» **SHORT EXERCISE**: Rewrite the records from the start through the line containing "The socket 41 is at (420, 1326).", inclusive, with "vehicle body" changed to "car body" and nothing else altered.

(Stored data entries)
──────

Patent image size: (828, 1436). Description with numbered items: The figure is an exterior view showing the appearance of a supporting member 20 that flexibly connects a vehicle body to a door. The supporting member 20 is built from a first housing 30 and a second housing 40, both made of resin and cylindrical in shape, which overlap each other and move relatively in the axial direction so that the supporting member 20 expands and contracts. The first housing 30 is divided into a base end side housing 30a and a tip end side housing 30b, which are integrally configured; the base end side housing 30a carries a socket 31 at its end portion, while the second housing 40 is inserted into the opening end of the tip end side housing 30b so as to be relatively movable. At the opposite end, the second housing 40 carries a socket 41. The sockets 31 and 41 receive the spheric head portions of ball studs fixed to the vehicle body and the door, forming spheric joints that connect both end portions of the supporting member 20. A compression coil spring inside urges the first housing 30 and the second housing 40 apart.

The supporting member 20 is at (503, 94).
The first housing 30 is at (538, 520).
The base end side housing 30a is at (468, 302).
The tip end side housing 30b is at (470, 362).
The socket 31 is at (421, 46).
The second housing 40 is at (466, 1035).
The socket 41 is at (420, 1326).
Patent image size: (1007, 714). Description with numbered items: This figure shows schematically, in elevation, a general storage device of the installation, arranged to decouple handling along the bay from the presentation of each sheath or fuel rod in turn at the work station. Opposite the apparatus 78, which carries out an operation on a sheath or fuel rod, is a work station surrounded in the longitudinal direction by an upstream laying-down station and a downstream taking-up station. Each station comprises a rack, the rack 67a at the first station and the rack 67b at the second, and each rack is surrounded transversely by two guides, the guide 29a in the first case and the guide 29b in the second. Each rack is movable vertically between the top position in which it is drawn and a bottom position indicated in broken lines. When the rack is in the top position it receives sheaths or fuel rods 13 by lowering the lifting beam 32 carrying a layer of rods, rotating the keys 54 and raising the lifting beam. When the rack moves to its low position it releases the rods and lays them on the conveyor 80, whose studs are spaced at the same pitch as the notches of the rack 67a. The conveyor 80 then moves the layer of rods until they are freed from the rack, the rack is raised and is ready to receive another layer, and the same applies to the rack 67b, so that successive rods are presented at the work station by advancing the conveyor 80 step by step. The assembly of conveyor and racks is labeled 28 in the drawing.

──────

» **TASK SOLUTION**:
Patent image size: (828, 1436). Description with numbered items: The figure is an exterior view showing the appearance of a supporting member 20 that flexibly connects a car body to a door. The supporting member 20 is built from a first housing 30 and a second housing 40, both made of resin and cylindrical in shape, which overlap each other and move relatively in the axial direction so that the supporting member 20 expands and contracts. The first housing 30 is divided into a base end side housing 30a and a tip end side housing 30b, which are integrally configured; the base end side housing 30a carries a socket 31 at its end portion, while the second housing 40 is inserted into the opening end of the tip end side housing 30b so as to be relatively movable. At the opposite end, the second housing 40 carries a socket 41. The sockets 31 and 41 receive the spheric head portions of ball studs fixed to the car body and the door, forming spheric joints that connect both end portions of the supporting member 20. A compression coil spring inside urges the first housing 30 and the second housing 40 apart.

The supporting member 20 is at (503, 94).
The first housing 30 is at (538, 520).
The base end side housing 30a is at (468, 302).
The tip end side housing 30b is at (470, 362).
The socket 31 is at (421, 46).
The second housing 40 is at (466, 1035).
The socket 41 is at (420, 1326).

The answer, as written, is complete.